**Task instructions**
Whenever a line below holds the word "representation", copy that line.

↓

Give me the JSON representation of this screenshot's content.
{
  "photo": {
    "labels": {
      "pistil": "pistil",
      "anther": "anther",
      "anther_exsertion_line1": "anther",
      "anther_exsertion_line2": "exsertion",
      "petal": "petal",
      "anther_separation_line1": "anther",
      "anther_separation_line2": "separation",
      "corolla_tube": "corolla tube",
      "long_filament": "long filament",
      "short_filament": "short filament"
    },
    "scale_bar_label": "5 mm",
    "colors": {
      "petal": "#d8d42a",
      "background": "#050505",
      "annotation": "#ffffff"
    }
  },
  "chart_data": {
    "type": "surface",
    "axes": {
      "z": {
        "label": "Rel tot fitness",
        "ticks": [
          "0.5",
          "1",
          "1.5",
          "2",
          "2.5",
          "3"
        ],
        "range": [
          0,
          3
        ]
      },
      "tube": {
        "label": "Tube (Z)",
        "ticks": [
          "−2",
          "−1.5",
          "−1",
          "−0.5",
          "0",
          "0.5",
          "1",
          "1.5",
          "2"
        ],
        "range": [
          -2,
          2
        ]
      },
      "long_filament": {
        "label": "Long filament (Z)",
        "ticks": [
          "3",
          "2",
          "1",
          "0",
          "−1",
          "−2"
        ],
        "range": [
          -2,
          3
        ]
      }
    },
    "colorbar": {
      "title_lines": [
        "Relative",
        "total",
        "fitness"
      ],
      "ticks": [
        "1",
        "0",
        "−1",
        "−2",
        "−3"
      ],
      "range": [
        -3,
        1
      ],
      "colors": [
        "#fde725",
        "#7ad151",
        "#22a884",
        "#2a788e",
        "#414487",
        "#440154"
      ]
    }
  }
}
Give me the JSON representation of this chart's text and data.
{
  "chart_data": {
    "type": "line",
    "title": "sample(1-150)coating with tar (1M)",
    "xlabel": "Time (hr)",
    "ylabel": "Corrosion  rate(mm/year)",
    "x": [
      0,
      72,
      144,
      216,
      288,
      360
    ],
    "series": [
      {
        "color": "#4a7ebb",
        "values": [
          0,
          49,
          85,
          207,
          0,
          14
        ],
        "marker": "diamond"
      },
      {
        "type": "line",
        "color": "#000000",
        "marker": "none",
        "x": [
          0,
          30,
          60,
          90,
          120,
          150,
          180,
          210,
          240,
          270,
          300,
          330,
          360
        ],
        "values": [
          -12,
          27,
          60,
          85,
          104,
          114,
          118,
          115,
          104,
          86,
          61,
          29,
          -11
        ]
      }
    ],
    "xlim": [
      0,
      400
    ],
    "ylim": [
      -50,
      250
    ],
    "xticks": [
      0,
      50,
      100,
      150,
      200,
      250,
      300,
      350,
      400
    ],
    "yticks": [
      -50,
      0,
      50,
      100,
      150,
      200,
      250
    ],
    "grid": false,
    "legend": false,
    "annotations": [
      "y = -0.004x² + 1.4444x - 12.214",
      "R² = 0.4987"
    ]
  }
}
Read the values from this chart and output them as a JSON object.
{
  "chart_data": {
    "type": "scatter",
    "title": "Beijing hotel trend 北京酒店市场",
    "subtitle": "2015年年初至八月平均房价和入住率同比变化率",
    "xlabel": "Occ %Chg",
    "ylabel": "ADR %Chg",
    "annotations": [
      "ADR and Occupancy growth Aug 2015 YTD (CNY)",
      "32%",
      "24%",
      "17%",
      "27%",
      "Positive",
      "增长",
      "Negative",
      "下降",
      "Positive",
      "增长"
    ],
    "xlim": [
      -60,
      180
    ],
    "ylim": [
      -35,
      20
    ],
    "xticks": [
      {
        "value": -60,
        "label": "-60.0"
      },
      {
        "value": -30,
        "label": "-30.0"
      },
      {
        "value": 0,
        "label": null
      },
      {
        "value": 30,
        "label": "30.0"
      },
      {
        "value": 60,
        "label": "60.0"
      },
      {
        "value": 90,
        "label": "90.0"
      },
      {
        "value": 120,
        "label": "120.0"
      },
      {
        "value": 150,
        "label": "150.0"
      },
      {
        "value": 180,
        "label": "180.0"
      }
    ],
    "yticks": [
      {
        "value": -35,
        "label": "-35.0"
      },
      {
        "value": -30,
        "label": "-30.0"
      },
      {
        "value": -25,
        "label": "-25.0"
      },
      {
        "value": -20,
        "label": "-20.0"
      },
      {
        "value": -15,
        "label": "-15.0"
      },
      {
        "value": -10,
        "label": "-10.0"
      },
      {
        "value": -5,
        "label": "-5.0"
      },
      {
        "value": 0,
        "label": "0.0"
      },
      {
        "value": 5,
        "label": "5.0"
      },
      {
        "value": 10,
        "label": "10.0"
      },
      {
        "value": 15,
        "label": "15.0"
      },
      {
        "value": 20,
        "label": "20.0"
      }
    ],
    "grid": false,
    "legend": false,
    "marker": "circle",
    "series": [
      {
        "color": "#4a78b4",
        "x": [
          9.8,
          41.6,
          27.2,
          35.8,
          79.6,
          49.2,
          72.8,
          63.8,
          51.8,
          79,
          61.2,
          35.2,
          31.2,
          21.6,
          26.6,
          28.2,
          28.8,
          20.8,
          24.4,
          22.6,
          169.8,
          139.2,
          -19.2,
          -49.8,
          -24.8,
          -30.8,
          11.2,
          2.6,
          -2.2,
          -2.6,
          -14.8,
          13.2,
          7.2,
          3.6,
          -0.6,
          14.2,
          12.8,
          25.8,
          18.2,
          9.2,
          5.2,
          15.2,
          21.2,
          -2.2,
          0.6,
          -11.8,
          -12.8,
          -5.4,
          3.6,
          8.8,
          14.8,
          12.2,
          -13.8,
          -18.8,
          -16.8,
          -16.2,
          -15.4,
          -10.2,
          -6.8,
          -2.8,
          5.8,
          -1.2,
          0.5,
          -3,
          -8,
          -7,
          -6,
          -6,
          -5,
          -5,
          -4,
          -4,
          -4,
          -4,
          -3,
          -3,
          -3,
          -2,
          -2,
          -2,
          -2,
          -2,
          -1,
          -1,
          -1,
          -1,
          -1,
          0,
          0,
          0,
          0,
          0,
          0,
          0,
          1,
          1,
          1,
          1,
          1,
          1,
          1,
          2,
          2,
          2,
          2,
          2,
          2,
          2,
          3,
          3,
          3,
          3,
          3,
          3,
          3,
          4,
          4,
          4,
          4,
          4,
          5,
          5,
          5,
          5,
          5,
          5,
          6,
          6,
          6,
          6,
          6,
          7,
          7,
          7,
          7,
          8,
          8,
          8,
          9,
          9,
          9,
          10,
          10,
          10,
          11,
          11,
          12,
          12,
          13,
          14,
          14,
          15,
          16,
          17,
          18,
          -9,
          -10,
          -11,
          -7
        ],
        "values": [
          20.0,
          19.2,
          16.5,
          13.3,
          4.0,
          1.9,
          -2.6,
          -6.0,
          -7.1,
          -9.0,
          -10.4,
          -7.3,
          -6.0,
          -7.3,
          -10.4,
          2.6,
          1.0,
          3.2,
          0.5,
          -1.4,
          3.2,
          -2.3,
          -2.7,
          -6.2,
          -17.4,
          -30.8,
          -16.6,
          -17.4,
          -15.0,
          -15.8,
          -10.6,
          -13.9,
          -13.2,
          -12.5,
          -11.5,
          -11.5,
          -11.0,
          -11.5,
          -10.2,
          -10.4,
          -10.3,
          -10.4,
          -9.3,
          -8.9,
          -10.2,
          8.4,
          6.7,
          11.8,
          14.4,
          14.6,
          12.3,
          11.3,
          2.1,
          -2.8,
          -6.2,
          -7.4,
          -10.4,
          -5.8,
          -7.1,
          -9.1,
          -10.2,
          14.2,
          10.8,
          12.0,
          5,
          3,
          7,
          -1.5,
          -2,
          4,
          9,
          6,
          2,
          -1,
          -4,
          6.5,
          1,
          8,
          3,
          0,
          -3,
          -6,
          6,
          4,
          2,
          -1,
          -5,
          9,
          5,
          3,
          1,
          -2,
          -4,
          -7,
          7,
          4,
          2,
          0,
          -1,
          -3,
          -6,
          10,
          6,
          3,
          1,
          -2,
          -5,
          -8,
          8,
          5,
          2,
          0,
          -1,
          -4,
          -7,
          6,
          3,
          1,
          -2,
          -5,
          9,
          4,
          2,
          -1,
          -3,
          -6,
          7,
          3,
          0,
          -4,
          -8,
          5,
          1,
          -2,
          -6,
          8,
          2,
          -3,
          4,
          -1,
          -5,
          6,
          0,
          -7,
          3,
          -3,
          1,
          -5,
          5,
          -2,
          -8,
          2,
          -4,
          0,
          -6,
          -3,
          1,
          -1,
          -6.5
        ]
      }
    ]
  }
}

↑

**Answer to the problem**
Give me the JSON representation of this screenshot's content.
Give me the JSON representation of this chart's text and data.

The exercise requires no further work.